(REQUIREMENT): What lines of the data hold the string "heading"? Pull each one out.

(Dataset records)
= = = = = = =
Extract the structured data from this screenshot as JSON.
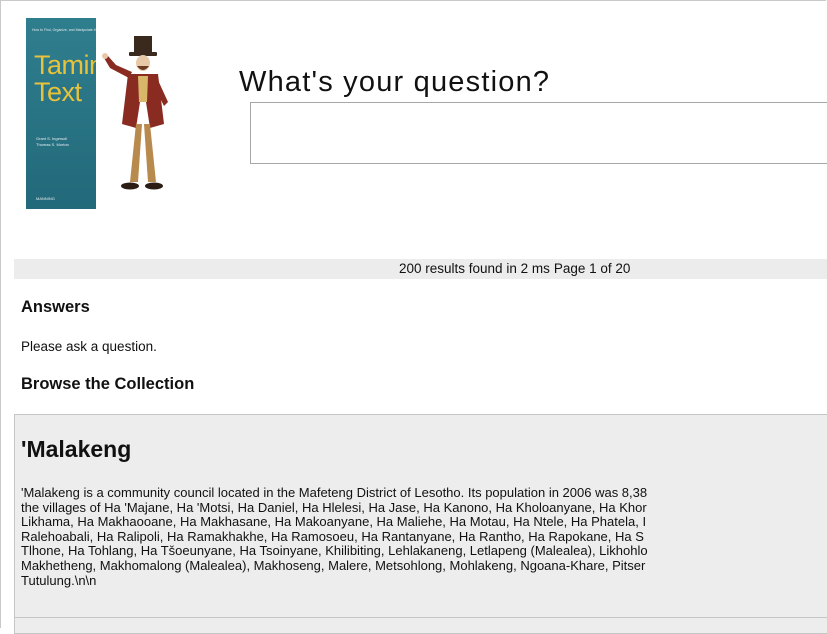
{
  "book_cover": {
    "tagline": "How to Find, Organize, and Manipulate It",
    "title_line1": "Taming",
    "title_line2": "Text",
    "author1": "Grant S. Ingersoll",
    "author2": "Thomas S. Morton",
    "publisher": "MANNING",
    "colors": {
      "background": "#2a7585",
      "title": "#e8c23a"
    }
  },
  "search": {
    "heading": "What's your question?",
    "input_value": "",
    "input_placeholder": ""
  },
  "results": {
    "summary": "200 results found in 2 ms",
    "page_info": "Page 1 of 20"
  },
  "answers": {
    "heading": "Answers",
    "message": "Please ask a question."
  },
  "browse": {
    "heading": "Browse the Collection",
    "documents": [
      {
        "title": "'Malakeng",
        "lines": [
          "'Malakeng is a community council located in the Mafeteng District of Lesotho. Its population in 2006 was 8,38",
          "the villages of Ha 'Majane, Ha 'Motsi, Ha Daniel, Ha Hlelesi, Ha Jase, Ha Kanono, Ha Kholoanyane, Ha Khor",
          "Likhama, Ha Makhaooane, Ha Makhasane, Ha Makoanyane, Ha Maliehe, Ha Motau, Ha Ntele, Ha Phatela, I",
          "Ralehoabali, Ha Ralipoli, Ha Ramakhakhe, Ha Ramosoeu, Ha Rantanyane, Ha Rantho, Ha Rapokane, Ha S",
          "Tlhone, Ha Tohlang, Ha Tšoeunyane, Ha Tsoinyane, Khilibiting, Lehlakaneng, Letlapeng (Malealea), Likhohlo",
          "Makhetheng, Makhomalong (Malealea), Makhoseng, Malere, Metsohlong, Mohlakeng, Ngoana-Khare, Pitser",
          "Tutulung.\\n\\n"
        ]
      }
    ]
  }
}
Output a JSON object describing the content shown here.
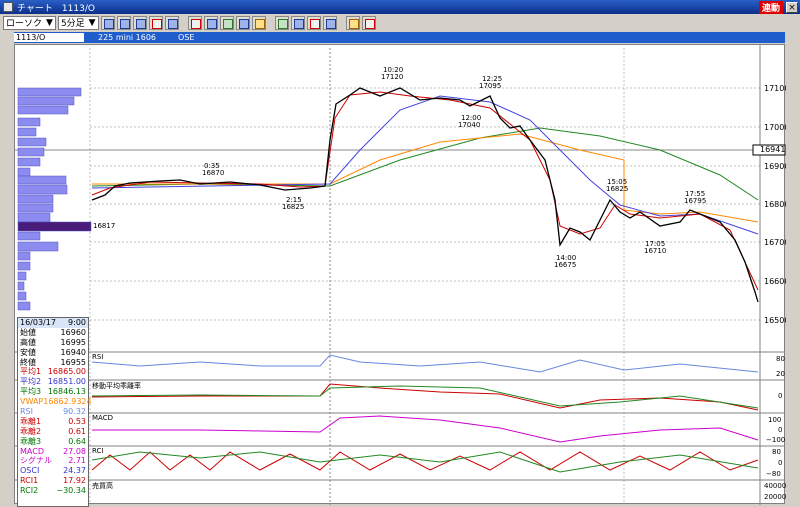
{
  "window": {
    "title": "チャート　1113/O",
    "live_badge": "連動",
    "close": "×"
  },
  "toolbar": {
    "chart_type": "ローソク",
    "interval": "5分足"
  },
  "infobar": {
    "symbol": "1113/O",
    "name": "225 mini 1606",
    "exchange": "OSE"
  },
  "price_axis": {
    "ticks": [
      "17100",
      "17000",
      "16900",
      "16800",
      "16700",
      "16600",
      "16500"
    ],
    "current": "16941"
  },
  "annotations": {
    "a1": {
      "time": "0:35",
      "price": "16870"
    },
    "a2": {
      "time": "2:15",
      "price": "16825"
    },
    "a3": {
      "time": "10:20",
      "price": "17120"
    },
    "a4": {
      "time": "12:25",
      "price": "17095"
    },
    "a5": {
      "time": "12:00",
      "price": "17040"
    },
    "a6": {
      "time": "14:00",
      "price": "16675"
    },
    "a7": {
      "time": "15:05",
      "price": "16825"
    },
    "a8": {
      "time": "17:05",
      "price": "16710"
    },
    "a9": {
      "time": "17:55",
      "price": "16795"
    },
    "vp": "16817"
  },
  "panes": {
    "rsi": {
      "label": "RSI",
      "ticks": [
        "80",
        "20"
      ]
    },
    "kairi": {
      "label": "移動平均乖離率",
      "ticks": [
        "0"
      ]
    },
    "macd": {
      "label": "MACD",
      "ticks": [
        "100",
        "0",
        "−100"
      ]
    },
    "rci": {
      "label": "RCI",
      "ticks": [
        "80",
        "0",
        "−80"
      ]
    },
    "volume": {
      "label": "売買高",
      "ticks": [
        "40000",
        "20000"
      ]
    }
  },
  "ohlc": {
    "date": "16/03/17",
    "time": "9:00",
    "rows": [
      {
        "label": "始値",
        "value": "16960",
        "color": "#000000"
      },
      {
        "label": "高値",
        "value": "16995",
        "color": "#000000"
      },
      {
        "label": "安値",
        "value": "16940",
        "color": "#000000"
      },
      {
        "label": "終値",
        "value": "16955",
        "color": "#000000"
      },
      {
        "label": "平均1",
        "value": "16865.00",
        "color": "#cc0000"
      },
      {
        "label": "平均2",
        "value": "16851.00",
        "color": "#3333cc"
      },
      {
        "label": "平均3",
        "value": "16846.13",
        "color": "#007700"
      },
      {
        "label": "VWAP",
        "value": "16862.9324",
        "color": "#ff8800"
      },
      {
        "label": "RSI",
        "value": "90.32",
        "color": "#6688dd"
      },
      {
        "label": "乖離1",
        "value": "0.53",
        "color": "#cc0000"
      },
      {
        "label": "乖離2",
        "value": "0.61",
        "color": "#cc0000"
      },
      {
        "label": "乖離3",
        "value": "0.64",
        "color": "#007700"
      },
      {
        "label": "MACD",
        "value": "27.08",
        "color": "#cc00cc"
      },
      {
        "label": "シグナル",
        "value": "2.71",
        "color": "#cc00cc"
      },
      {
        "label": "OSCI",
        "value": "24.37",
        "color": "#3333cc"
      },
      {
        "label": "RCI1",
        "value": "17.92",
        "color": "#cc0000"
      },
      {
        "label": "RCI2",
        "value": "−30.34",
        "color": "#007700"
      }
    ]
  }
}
= = = = = = =
(SOLUTION TO THIS PROBLEM):
    "heading": "What's your question?",
    "heading": "Answers",
    "heading": "Browse the Collection",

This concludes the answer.